Goal of the exercise: List each line of the data that holds the word "this".
--------------------
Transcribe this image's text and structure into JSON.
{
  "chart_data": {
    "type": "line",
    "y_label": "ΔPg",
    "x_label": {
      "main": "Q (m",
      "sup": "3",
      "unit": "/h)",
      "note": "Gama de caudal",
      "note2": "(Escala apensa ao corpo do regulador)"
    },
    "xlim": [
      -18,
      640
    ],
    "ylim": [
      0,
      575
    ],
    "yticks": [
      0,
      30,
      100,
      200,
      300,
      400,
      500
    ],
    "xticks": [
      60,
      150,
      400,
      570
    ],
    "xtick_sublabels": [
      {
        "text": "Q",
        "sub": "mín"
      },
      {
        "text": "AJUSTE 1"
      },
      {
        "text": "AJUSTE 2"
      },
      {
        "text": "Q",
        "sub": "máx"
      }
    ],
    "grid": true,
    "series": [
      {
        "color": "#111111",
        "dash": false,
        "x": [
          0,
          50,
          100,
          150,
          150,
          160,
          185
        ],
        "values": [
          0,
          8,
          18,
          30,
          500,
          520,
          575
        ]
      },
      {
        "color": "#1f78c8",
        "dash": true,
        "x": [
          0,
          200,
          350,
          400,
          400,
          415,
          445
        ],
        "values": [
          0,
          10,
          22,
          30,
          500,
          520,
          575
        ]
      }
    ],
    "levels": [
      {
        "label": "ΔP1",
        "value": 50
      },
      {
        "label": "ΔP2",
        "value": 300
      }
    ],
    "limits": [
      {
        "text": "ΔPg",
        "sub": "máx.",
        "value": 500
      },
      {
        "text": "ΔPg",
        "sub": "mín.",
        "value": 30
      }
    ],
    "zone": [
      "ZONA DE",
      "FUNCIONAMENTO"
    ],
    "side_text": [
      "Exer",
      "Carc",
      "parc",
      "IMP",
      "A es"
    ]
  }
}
--------------------
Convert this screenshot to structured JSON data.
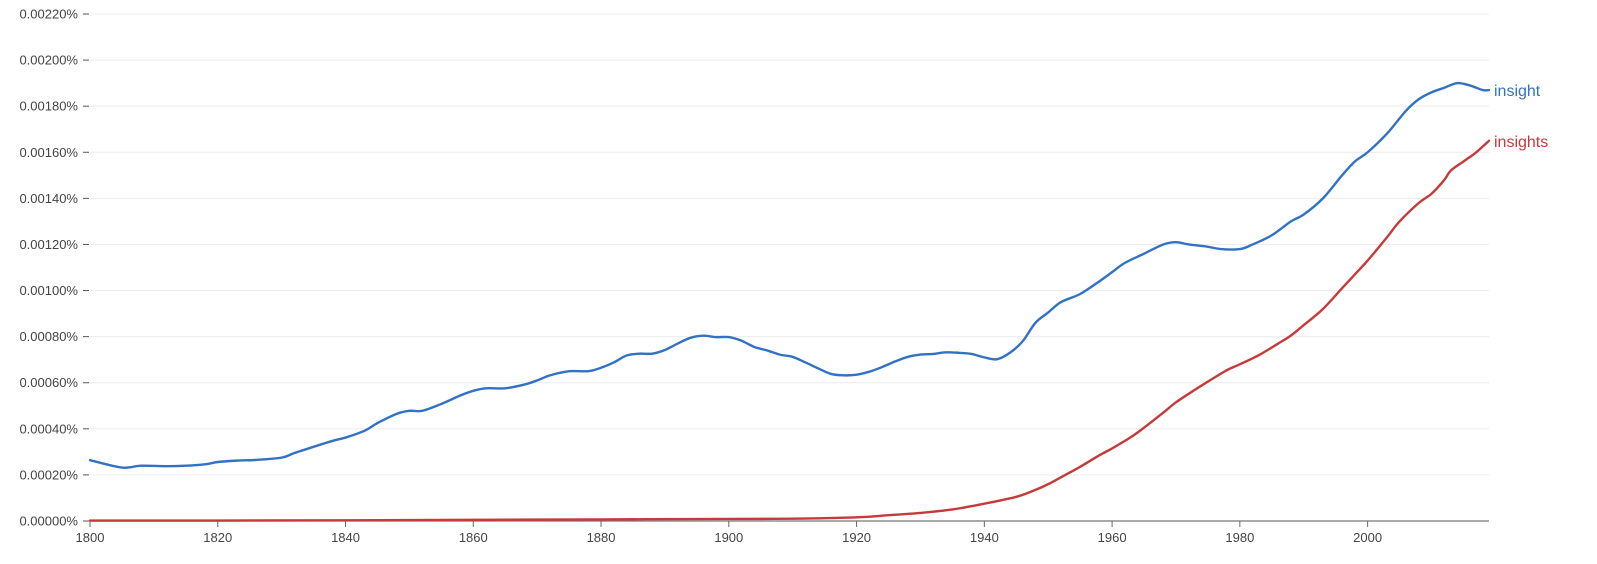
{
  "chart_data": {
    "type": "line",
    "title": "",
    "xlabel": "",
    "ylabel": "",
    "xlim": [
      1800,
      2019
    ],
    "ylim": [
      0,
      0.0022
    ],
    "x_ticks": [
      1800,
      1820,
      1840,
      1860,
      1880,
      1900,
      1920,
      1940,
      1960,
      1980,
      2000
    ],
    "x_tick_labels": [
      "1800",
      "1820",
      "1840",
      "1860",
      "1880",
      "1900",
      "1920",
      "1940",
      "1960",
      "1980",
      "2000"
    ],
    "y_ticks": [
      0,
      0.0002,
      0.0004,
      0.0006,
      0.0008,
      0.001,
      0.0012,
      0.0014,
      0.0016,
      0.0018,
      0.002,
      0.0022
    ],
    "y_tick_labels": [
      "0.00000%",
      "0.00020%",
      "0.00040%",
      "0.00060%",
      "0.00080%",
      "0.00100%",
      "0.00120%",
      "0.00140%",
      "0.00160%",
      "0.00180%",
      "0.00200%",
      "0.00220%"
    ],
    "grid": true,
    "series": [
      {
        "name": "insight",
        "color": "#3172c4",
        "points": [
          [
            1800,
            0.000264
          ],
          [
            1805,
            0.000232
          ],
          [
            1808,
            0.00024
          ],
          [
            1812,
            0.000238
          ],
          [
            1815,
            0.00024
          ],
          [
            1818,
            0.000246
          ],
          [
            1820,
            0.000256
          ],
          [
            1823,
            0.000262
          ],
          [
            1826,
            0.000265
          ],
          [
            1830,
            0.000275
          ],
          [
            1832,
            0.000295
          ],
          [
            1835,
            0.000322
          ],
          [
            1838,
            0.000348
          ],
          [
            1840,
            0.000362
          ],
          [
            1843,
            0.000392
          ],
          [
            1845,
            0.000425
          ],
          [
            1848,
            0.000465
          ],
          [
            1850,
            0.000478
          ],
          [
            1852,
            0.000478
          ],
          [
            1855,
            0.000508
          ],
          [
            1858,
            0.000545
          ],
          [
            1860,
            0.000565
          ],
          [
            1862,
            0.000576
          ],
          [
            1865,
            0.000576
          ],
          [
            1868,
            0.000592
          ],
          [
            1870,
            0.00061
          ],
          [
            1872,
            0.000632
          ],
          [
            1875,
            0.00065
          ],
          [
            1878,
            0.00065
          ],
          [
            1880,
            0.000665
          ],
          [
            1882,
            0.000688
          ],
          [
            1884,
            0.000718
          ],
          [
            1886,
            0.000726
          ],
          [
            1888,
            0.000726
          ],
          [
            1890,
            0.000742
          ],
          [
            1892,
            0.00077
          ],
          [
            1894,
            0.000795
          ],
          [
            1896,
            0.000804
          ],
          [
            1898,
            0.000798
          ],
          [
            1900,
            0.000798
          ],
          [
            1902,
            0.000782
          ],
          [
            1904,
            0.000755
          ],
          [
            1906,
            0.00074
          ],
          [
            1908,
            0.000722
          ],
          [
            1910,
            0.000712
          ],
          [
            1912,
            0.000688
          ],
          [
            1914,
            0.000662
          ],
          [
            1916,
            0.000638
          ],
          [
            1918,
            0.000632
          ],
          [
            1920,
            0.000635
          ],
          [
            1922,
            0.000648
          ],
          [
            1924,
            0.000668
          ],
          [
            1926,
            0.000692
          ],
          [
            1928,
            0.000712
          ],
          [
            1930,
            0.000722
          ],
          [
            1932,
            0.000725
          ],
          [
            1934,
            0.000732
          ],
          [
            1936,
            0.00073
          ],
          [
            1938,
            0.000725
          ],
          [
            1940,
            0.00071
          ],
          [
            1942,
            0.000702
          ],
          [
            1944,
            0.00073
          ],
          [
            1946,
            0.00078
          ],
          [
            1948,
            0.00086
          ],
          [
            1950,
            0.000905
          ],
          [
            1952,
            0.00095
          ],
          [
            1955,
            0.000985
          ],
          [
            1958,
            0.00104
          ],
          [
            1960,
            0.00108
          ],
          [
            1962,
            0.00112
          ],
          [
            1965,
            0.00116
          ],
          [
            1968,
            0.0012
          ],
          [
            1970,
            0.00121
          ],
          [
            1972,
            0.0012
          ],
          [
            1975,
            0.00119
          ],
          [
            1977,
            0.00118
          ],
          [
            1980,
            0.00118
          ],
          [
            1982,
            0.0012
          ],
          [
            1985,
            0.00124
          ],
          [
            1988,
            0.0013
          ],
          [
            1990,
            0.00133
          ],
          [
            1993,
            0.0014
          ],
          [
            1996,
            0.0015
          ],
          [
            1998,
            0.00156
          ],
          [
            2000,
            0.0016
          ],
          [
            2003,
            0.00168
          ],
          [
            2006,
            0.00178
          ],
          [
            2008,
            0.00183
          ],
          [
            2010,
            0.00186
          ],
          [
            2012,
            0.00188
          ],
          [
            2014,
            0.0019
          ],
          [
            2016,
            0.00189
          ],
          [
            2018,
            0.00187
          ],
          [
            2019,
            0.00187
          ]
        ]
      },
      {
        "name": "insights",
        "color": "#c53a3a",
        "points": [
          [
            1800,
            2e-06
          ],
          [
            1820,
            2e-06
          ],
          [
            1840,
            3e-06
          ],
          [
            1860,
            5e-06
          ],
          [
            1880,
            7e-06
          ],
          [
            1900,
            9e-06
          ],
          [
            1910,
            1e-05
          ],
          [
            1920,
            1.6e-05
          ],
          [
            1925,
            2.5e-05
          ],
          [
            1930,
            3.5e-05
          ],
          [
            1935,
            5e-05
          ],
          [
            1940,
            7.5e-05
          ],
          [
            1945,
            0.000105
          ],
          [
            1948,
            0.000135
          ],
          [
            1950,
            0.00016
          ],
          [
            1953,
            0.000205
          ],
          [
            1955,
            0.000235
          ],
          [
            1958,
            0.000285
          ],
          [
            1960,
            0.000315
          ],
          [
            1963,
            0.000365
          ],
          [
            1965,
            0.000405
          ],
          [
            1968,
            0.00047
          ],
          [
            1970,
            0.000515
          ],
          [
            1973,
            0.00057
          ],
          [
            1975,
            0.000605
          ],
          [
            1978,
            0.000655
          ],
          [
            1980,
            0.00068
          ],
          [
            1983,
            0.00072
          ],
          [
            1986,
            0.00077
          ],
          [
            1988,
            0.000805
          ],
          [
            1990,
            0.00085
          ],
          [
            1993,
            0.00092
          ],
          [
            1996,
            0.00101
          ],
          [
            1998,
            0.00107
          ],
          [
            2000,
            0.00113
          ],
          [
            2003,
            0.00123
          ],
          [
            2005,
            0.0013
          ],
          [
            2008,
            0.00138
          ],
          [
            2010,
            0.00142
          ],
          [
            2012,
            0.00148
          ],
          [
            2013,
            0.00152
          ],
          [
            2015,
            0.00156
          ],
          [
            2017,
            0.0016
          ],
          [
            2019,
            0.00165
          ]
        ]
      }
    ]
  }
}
--------------------
Final result:
Transcribe this image's text and structure into JSON.
Convert this screenshot to structured JSON data.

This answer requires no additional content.